__RECORDED DATA__.
- - - - - - -

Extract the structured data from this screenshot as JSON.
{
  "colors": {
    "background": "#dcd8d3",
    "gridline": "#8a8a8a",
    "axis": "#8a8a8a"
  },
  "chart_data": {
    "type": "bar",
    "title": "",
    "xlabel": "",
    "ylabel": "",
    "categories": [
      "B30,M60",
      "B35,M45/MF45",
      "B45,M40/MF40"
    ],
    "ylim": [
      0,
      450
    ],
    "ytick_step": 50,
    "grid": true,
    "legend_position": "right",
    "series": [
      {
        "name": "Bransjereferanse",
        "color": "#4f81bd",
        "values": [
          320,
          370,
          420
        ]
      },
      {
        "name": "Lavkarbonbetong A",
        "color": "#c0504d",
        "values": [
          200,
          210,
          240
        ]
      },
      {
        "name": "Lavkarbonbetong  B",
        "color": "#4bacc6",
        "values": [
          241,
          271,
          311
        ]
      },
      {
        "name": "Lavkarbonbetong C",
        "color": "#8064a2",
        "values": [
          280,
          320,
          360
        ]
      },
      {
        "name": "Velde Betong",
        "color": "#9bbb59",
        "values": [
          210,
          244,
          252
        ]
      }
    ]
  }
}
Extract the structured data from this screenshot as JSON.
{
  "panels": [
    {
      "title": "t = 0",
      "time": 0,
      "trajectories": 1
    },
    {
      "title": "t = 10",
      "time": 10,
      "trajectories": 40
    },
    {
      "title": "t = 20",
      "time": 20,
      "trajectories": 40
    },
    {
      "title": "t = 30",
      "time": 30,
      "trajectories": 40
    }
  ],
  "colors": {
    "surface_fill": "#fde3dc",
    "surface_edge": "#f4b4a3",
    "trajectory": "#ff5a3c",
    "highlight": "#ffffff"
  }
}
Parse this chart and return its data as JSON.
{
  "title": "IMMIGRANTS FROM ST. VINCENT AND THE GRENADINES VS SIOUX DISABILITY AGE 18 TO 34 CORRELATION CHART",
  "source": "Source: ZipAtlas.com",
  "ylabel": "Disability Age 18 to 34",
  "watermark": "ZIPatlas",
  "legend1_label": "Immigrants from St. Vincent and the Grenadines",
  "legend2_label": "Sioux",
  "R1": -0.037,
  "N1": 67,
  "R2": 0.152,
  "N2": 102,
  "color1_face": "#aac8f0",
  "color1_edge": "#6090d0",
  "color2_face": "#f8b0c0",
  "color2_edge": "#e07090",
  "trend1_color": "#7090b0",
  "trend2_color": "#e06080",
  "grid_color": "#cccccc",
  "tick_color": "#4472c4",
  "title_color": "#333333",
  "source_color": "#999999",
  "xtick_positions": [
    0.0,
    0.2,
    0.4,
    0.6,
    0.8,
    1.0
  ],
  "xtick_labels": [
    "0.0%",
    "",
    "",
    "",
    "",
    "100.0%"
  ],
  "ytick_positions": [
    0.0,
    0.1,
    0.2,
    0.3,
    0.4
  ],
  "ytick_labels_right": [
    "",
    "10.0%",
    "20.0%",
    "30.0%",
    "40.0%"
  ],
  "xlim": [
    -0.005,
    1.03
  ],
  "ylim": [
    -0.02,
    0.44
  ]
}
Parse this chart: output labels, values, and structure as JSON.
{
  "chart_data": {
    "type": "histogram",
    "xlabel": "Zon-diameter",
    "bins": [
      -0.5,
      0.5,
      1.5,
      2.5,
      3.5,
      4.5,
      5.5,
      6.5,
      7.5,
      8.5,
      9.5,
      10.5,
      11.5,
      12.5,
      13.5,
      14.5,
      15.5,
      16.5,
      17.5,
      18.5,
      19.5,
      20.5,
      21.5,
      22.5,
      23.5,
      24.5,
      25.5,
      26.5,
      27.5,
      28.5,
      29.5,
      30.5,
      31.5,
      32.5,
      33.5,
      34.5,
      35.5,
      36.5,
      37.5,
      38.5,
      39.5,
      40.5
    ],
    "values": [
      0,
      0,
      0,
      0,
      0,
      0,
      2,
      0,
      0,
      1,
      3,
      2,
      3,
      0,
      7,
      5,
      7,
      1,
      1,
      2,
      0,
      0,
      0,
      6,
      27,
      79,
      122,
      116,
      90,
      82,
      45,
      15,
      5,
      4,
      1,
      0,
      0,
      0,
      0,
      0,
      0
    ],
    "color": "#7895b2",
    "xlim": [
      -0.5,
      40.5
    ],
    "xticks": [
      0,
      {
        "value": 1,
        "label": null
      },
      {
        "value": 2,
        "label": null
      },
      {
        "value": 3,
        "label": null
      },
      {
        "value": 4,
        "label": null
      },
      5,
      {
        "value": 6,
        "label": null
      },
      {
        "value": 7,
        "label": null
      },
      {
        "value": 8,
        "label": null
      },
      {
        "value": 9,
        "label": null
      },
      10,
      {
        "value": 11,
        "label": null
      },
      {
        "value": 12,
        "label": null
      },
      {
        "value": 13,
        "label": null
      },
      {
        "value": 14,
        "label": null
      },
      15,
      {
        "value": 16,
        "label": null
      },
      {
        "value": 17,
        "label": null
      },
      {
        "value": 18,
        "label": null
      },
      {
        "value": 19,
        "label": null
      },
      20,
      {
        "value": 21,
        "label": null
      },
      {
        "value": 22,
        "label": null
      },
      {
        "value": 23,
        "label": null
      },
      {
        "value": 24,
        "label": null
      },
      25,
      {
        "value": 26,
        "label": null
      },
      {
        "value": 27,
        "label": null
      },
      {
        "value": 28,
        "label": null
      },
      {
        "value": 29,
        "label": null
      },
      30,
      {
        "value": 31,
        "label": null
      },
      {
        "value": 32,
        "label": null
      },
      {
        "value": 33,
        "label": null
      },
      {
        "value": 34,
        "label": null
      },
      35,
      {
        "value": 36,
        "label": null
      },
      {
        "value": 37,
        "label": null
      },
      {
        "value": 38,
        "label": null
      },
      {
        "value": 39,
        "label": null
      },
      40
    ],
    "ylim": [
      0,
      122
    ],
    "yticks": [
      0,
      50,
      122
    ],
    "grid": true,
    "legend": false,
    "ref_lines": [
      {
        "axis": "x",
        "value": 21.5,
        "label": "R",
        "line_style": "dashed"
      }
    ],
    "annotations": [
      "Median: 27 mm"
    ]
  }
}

- - - - - - -

__STATED TASK__. Print again each line of the listing above, exactly as it appears.

__THE RESULT__.
Extract the structured data from this screenshot as JSON.
{
  "colors": {
    "background": "#dcd8d3",
    "gridline": "#8a8a8a",
    "axis": "#8a8a8a"
  },
  "chart_data": {
    "type": "bar",
    "title": "",
    "xlabel": "",
    "ylabel": "",
    "categories": [
      "B30,M60",
      "B35,M45/MF45",
      "B45,M40/MF40"
    ],
    "ylim": [
      0,
      450
    ],
    "ytick_step": 50,
    "grid": true,
    "legend_position": "right",
    "series": [
      {
        "name": "Bransjereferanse",
        "color": "#4f81bd",
        "values": [
          320,
          370,
          420
        ]
      },
      {
        "name": "Lavkarbonbetong A",
        "color": "#c0504d",
        "values": [
          200,
          210,
          240
        ]
      },
      {
        "name": "Lavkarbonbetong  B",
        "color": "#4bacc6",
        "values": [
          241,
          271,
          311
        ]
      },
      {
        "name": "Lavkarbonbetong C",
        "color": "#8064a2",
        "values": [
          280,
          320,
          360
        ]
      },
      {
        "name": "Velde Betong",
        "color": "#9bbb59",
        "values": [
          210,
          244,
          252
        ]
      }
    ]
  }
}
Extract the structured data from this screenshot as JSON.
{
  "panels": [
    {
      "title": "t = 0",
      "time": 0,
      "trajectories": 1
    },
    {
      "title": "t = 10",
      "time": 10,
      "trajectories": 40
    },
    {
      "title": "t = 20",
      "time": 20,
      "trajectories": 40
    },
    {
      "title": "t = 30",
      "time": 30,
      "trajectories": 40
    }
  ],
  "colors": {
    "surface_fill": "#fde3dc",
    "surface_edge": "#f4b4a3",
    "trajectory": "#ff5a3c",
    "highlight": "#ffffff"
  }
}
Parse this chart and return its data as JSON.
{
  "title": "IMMIGRANTS FROM ST. VINCENT AND THE GRENADINES VS SIOUX DISABILITY AGE 18 TO 34 CORRELATION CHART",
  "source": "Source: ZipAtlas.com",
  "ylabel": "Disability Age 18 to 34",
  "watermark": "ZIPatlas",
  "legend1_label": "Immigrants from St. Vincent and the Grenadines",
  "legend2_label": "Sioux",
  "R1": -0.037,
  "N1": 67,
  "R2": 0.152,
  "N2": 102,
  "color1_face": "#aac8f0",
  "color1_edge": "#6090d0",
  "color2_face": "#f8b0c0",
  "color2_edge": "#e07090",
  "trend1_color": "#7090b0",
  "trend2_color": "#e06080",
  "grid_color": "#cccccc",
  "tick_color": "#4472c4",
  "title_color": "#333333",
  "source_color": "#999999",
  "xtick_positions": [
    0.0,
    0.2,
    0.4,
    0.6,
    0.8,
    1.0
  ],
  "xtick_labels": [
    "0.0%",
    "",
    "",
    "",
    "",
    "100.0%"
  ],
  "ytick_positions": [
    0.0,
    0.1,
    0.2,
    0.3,
    0.4
  ],
  "ytick_labels_right": [
    "",
    "10.0%",
    "20.0%",
    "30.0%",
    "40.0%"
  ],
  "xlim": [
    -0.005,
    1.03
  ],
  "ylim": [
    -0.02,
    0.44
  ]
}
Parse this chart: output labels, values, and structure as JSON.
{
  "chart_data": {
    "type": "histogram",
    "xlabel": "Zon-diameter",
    "bins": [
      -0.5,
      0.5,
      1.5,
      2.5,
      3.5,
      4.5,
      5.5,
      6.5,
      7.5,
      8.5,
      9.5,
      10.5,
      11.5,
      12.5,
      13.5,
      14.5,
      15.5,
      16.5,
      17.5,
      18.5,
      19.5,
      20.5,
      21.5,
      22.5,
      23.5,
      24.5,
      25.5,
      26.5,
      27.5,
      28.5,
      29.5,
      30.5,
      31.5,
      32.5,
      33.5,
      34.5,
      35.5,
      36.5,
      37.5,
      38.5,
      39.5,
      40.5
    ],
    "values": [
      0,
      0,
      0,
      0,
      0,
      0,
      2,
      0,
      0,
      1,
      3,
      2,
      3,
      0,
      7,
      5,
      7,
      1,
      1,
      2,
      0,
      0,
      0,
      6,
      27,
      79,
      122,
      116,
      90,
      82,
      45,
      15,
      5,
      4,
      1,
      0,
      0,
      0,
      0,
      0,
      0
    ],
    "color": "#7895b2",
    "xlim": [
      -0.5,
      40.5
    ],
    "xticks": [
      0,
      {
        "value": 1,
        "label": null
      },
      {
        "value": 2,
        "label": null
      },
      {
        "value": 3,
        "label": null
      },
      {
        "value": 4,
        "label": null
      },
      5,
      {
        "value": 6,
        "label": null
      },
      {
        "value": 7,
        "label": null
      },
      {
        "value": 8,
        "label": null
      },
      {
        "value": 9,
        "label": null
      },
      10,
      {
        "value": 11,
        "label": null
      },
      {
        "value": 12,
        "label": null
      },
      {
        "value": 13,
        "label": null
      },
      {
        "value": 14,
        "label": null
      },
      15,
      {
        "value": 16,
        "label": null
      },
      {
        "value": 17,
        "label": null
      },
      {
        "value": 18,
        "label": null
      },
      {
        "value": 19,
        "label": null
      },
      20,
      {
        "value": 21,
        "label": null
      },
      {
        "value": 22,
        "label": null
      },
      {
        "value": 23,
        "label": null
      },
      {
        "value": 24,
        "label": null
      },
      25,
      {
        "value": 26,
        "label": null
      },
      {
        "value": 27,
        "label": null
      },
      {
        "value": 28,
        "label": null
      },
      {
        "value": 29,
        "label": null
      },
      30,
      {
        "value": 31,
        "label": null
      },
      {
        "value": 32,
        "label": null
      },
      {
        "value": 33,
        "label": null
      },
      {
        "value": 34,
        "label": null
      },
      35,
      {
        "value": 36,
        "label": null
      },
      {
        "value": 37,
        "label": null
      },
      {
        "value": 38,
        "label": null
      },
      {
        "value": 39,
        "label": null
      },
      40
    ],
    "ylim": [
      0,
      122
    ],
    "yticks": [
      0,
      50,
      122
    ],
    "grid": true,
    "legend": false,
    "ref_lines": [
      {
        "axis": "x",
        "value": 21.5,
        "label": "R",
        "line_style": "dashed"
      }
    ],
    "annotations": [
      "Median: 27 mm"
    ]
  }
}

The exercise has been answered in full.